## START
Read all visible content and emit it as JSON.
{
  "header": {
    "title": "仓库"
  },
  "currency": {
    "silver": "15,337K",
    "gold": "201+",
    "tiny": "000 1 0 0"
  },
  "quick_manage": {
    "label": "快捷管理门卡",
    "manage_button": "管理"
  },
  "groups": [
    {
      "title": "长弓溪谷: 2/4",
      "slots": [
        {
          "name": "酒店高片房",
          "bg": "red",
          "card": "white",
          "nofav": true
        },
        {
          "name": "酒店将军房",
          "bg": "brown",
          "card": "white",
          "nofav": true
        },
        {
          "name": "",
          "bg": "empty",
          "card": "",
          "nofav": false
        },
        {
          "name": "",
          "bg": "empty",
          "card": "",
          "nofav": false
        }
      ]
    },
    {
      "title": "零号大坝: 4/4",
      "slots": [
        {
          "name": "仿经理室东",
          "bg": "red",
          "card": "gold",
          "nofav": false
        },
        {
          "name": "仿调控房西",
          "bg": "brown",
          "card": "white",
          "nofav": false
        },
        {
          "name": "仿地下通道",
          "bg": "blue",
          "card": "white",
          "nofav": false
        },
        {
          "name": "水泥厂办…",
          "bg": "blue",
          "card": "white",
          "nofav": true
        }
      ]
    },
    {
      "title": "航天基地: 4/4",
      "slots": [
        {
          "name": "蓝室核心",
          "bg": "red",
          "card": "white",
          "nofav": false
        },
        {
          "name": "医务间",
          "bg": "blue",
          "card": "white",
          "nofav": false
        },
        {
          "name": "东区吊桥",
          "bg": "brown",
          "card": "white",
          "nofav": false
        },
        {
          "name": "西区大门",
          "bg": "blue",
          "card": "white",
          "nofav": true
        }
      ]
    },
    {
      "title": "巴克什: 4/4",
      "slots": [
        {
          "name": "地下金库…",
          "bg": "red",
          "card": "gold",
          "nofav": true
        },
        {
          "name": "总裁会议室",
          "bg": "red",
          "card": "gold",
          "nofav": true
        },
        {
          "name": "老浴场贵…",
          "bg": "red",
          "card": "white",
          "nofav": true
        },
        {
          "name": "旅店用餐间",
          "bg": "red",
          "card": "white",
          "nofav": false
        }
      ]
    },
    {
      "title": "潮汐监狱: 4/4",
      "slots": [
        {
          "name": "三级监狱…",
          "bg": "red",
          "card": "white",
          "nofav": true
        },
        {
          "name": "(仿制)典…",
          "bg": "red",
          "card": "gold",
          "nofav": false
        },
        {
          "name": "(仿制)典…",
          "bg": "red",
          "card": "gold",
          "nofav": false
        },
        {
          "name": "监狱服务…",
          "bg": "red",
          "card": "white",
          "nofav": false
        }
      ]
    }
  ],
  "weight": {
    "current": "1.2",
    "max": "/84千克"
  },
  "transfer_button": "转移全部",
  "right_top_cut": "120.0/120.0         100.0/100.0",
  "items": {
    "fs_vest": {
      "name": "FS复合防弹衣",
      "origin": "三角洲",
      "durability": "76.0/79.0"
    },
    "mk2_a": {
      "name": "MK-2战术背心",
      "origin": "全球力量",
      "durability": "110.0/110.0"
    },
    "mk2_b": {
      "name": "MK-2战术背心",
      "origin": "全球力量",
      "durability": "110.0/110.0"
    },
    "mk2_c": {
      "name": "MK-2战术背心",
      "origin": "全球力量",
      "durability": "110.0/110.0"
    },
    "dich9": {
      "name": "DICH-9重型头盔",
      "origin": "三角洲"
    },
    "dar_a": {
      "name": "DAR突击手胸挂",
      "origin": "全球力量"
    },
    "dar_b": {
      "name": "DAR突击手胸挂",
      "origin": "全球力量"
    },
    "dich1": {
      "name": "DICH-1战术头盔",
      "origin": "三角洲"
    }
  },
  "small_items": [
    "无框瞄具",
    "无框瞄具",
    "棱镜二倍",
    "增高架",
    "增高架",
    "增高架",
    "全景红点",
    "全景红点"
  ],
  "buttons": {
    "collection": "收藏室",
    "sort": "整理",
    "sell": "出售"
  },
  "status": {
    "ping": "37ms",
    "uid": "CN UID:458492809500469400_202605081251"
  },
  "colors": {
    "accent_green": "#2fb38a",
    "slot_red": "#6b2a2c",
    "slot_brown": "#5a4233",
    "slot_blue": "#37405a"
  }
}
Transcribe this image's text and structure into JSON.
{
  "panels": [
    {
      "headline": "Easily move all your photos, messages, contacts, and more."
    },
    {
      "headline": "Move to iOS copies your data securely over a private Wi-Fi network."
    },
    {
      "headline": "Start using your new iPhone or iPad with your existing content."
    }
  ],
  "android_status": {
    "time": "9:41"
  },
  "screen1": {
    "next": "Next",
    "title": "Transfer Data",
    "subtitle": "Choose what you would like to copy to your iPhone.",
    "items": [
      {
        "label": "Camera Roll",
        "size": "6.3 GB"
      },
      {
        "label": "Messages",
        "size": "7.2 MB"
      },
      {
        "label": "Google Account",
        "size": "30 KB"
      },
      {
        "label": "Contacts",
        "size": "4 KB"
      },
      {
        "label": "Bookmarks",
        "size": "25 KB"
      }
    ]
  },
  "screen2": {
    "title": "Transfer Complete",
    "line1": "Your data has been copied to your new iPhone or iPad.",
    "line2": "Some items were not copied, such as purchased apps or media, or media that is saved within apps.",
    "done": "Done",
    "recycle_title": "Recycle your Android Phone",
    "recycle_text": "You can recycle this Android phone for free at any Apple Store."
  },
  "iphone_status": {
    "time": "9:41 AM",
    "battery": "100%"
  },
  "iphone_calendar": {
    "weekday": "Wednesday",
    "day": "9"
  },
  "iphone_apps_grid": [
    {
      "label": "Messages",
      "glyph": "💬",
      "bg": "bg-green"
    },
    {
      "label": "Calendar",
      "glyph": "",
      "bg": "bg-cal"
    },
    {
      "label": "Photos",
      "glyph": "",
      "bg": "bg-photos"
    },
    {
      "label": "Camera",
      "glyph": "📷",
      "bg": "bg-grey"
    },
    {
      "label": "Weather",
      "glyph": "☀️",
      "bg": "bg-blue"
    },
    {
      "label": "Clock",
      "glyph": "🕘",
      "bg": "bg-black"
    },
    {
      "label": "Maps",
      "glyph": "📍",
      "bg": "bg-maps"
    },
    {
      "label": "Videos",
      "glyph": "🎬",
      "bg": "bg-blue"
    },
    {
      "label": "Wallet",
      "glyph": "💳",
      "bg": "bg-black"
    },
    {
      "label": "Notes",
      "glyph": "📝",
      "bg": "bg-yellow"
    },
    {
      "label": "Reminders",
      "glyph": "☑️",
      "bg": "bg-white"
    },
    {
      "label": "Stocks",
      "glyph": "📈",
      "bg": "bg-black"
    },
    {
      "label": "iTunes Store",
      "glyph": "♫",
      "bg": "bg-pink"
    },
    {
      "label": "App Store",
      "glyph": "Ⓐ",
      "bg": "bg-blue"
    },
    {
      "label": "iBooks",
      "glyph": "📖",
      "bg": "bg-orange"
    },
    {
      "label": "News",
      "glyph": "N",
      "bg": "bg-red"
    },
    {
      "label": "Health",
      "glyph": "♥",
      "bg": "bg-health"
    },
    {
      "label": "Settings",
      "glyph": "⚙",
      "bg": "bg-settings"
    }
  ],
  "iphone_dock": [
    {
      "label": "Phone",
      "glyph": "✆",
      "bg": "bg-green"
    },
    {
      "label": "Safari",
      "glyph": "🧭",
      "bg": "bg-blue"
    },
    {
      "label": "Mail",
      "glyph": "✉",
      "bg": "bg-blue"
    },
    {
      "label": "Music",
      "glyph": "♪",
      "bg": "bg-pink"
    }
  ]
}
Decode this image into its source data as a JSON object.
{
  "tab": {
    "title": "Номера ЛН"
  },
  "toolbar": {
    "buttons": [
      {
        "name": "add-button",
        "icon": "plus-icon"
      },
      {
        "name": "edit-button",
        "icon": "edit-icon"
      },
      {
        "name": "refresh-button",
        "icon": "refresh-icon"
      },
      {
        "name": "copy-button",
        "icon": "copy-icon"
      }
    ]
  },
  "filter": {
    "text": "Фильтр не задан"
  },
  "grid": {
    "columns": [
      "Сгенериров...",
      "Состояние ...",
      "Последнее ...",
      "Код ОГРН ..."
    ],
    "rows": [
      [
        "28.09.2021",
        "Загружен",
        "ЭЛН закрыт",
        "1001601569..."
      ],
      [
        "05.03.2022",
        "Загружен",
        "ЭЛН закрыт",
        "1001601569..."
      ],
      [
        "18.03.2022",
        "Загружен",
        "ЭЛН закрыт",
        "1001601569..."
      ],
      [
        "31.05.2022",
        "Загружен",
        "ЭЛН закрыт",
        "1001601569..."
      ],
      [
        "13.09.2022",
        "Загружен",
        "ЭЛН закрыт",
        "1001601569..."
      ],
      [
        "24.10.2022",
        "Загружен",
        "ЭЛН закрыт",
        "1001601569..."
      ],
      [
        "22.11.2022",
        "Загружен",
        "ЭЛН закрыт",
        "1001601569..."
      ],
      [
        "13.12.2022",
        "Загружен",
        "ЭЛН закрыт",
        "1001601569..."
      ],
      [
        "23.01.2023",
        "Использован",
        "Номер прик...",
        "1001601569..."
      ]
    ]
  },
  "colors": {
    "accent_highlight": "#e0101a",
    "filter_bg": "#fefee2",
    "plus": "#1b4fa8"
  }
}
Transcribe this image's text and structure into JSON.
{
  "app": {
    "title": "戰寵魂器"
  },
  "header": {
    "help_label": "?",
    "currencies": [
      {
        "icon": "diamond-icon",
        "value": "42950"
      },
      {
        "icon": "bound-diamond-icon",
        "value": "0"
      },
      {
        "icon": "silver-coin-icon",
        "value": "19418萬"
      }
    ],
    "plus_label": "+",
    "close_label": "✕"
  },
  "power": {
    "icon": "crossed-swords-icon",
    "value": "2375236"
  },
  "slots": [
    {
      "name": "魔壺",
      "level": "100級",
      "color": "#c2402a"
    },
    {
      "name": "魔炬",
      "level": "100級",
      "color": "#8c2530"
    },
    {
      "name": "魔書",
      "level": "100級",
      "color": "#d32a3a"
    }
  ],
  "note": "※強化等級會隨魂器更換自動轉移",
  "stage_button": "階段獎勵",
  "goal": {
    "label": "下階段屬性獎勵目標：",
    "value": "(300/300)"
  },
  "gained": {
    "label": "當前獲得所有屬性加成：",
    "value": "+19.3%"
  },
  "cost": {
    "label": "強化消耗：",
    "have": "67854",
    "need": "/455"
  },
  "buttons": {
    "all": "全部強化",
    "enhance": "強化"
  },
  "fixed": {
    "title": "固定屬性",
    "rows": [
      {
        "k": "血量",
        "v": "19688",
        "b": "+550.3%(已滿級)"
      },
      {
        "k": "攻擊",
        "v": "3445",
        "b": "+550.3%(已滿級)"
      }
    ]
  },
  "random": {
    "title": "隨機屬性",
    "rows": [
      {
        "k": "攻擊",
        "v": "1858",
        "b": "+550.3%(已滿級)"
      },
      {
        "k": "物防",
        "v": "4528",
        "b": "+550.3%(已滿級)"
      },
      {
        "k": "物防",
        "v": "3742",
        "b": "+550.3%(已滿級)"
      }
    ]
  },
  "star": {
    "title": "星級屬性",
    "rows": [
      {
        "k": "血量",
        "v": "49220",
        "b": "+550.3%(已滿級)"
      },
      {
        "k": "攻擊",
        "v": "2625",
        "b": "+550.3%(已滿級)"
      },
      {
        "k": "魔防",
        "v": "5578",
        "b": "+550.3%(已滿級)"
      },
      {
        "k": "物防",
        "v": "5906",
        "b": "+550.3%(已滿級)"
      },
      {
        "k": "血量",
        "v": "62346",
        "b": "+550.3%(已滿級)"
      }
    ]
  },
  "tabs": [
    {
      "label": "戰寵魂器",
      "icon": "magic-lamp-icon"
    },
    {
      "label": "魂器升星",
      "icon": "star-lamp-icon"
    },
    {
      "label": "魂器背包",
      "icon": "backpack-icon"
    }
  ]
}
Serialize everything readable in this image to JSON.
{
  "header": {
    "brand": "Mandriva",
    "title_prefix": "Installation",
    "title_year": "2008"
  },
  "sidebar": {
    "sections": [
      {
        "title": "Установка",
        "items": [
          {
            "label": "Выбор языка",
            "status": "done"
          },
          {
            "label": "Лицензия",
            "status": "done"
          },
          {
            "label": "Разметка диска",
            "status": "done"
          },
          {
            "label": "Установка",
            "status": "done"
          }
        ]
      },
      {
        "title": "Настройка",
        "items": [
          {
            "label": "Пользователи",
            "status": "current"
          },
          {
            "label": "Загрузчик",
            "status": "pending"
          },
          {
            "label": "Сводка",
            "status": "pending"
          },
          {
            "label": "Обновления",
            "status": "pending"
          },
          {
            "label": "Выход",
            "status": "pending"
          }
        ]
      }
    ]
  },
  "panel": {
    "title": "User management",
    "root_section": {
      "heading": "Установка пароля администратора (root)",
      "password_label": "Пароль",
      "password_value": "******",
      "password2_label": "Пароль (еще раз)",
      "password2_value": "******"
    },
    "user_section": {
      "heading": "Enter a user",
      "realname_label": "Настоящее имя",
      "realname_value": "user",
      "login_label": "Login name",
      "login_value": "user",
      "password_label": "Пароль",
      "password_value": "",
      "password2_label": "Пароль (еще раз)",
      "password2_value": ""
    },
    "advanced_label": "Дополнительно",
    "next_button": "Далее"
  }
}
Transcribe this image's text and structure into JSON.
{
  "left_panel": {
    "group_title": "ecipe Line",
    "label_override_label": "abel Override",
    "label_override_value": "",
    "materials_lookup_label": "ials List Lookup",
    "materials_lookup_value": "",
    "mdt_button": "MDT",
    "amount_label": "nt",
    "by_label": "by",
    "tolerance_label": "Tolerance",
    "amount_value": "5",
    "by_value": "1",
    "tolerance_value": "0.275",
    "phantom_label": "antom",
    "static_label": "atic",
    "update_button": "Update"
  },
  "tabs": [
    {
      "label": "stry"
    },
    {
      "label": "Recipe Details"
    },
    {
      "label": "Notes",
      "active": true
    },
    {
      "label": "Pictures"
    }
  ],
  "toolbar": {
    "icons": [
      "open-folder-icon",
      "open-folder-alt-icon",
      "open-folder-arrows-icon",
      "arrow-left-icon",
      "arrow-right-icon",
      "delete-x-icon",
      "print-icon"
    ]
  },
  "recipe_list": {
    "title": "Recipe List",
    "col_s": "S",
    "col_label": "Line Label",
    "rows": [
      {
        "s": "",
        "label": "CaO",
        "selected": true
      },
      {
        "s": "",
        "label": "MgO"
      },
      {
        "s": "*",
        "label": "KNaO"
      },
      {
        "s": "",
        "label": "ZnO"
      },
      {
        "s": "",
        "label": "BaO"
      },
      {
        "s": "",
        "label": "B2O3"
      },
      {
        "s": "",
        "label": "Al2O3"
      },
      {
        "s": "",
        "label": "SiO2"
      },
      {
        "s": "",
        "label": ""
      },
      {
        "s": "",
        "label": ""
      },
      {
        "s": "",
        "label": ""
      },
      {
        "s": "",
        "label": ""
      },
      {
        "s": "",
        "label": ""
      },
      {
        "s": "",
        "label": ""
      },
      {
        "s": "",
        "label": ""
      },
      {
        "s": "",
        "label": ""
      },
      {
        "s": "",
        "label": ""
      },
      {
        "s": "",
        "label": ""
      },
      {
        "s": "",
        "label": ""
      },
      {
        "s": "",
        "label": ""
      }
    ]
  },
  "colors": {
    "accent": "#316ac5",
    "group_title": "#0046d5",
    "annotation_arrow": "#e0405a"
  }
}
## END
* EXERCISE:
Pull every line containing the word "your" out of the material.

* RESPONSE:
      "headline": "Easily move all your photos, messages, contacts, and more."
      "headline": "Move to iOS copies your data securely over a private Wi-Fi network."
      "headline": "Start using your new iPhone or iPad with your existing content."
    "subtitle": "Choose what you would like to copy to your iPhone.",
    "line1": "Your data has been copied to your new iPhone or iPad.",
    "recycle_title": "Recycle your Android Phone",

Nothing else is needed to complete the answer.